Curitiba - Prefeitos de municípios com os maiores mananciais de água do Paraná lançaram ontem a Mobilização para Compensação dos Municípios que atuam no Abastecimento Público. A intenção é reverter em benefícios fiscais e financeiros a proteção dos mananciais e a preservação dos rios e águas subterrâneas de áreas que servem para o abastecimentos de grandes e pequenas metrópoles paranaenses.
O coordenador do movimento é o prefeito de Piraquara Gabriel Samaha (PPS), conhecido como ''Gabão''. A proposta é criar uma legislação (estadual ou federal) que beneficie os estados produtores de água. ''A idéia é simples. Os municípios produtores de energia, por exemplo, os lindeiros da Itaipu Binacional, recebem compensação financeira. Por que isto não ocorre com os produtores de água?'', questionou ele.
____
_Detalhes do exercício_
Continue, por favor, a notícia sobre a compensação aos municípios produtores de água a partir do ponto em que ela termina.

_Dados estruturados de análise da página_
____
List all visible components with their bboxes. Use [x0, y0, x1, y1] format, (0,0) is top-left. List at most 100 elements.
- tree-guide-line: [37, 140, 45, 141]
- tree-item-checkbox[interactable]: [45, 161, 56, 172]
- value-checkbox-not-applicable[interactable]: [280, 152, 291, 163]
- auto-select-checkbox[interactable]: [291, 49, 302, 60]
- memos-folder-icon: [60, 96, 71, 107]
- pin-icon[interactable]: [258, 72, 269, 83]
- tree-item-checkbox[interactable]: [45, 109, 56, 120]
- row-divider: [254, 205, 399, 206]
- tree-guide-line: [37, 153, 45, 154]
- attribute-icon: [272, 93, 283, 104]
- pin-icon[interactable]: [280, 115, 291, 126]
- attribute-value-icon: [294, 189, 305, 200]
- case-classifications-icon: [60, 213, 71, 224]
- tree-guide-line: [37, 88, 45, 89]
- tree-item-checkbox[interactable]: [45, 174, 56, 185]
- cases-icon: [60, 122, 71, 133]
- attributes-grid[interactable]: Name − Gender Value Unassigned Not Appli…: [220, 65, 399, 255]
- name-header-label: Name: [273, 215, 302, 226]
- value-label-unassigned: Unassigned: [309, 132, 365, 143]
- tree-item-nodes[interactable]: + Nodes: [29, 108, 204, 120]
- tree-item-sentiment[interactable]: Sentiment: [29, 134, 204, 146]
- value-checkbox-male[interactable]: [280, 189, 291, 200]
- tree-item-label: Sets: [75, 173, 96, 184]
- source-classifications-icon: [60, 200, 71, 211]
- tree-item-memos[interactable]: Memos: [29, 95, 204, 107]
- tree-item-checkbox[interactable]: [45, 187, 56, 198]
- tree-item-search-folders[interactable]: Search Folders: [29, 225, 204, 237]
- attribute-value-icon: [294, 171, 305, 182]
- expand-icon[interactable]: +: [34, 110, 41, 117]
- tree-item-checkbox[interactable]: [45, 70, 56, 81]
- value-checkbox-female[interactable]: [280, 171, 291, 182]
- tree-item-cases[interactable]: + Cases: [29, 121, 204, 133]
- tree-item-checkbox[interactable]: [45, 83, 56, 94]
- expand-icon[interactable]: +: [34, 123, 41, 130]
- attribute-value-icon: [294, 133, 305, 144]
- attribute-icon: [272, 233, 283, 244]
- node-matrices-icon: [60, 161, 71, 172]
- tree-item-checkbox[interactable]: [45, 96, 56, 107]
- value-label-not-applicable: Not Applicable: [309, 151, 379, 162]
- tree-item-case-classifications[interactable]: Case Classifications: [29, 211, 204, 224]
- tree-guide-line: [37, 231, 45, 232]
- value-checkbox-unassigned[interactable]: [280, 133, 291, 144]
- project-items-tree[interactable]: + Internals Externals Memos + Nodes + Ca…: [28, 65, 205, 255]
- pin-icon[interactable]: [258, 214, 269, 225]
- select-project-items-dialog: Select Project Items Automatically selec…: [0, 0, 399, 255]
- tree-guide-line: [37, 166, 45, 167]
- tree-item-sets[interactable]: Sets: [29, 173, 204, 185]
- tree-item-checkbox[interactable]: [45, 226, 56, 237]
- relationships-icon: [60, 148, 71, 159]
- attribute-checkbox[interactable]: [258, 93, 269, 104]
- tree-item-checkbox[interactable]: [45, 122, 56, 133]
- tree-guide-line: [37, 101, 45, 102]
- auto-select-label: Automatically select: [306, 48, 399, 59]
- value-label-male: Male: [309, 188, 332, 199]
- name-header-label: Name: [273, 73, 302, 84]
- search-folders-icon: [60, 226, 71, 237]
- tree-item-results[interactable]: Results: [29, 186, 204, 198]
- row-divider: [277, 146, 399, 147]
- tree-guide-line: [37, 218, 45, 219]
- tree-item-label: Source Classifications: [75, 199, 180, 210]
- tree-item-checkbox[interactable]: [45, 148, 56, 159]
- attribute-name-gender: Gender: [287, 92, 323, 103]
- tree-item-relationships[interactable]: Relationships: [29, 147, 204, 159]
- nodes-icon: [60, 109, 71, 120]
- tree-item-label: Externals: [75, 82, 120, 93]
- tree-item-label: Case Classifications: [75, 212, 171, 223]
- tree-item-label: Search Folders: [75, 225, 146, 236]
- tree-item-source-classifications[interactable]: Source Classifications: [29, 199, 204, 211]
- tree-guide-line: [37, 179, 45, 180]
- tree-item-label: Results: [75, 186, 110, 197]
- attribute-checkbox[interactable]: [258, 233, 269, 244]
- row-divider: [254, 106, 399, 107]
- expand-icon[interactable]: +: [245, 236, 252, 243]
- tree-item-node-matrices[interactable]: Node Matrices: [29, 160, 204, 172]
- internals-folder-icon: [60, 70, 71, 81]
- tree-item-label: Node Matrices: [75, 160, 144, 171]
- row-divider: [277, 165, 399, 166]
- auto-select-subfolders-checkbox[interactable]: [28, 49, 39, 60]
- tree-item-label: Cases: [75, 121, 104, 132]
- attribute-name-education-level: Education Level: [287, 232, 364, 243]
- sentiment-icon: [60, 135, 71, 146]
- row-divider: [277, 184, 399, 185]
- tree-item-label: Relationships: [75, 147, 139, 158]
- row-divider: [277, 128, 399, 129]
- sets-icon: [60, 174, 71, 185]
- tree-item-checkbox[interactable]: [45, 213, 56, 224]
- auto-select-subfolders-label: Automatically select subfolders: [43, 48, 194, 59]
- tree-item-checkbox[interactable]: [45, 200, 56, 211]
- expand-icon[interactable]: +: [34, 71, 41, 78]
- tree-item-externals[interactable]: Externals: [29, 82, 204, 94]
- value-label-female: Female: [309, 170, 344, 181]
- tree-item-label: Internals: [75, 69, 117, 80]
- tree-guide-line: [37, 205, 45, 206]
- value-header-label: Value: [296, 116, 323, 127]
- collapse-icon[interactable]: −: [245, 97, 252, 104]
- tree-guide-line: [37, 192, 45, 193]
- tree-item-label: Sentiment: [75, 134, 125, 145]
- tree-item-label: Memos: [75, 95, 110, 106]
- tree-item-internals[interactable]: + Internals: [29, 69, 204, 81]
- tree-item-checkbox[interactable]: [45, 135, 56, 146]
____
_Resposta do exercício_
Dez municípios da Região Metropolitana de Curitiba seriam responsáveis pela produção de 7,2 mil litros de água por segundo, abastecendo as casas de 3 bilhões de habitantes. Piraquara sozinha produziria 3,2 mil litros de água por segundo. Carambeí e Castro produziriam água para abastecer o município de Ponta Grossa e região. Situação que teria que ser, segundo Gabão, compensada. ''Precisamos de um pacto metropolitano para todas as cidades que abastecem outros municípios. Não é justo que o meu município, que tem 97% do território composto por área de preservação e mananciais, não ganhe nada a mais por abastecer uma capital como Curitiba'', disse o prefeito.
Uma das alegações principais da proposta é que os municípios que têm mananciais não podem ter desenvolvimento industrial ou agrícola por conta das legislações ambientais. Piraquara é o município da Região Metropolitana com o menor orçamento anual (R$ 38 milhões) e atende 100 mil habitantes. ''A idéia é simples e a legislação fácil pelo ponto de vista técnico. Politicamente ainda é difícil termos aprovada esta proposta. A não ser com mobilização popular e pressão político-eleitoral'', ponderou o prefeito.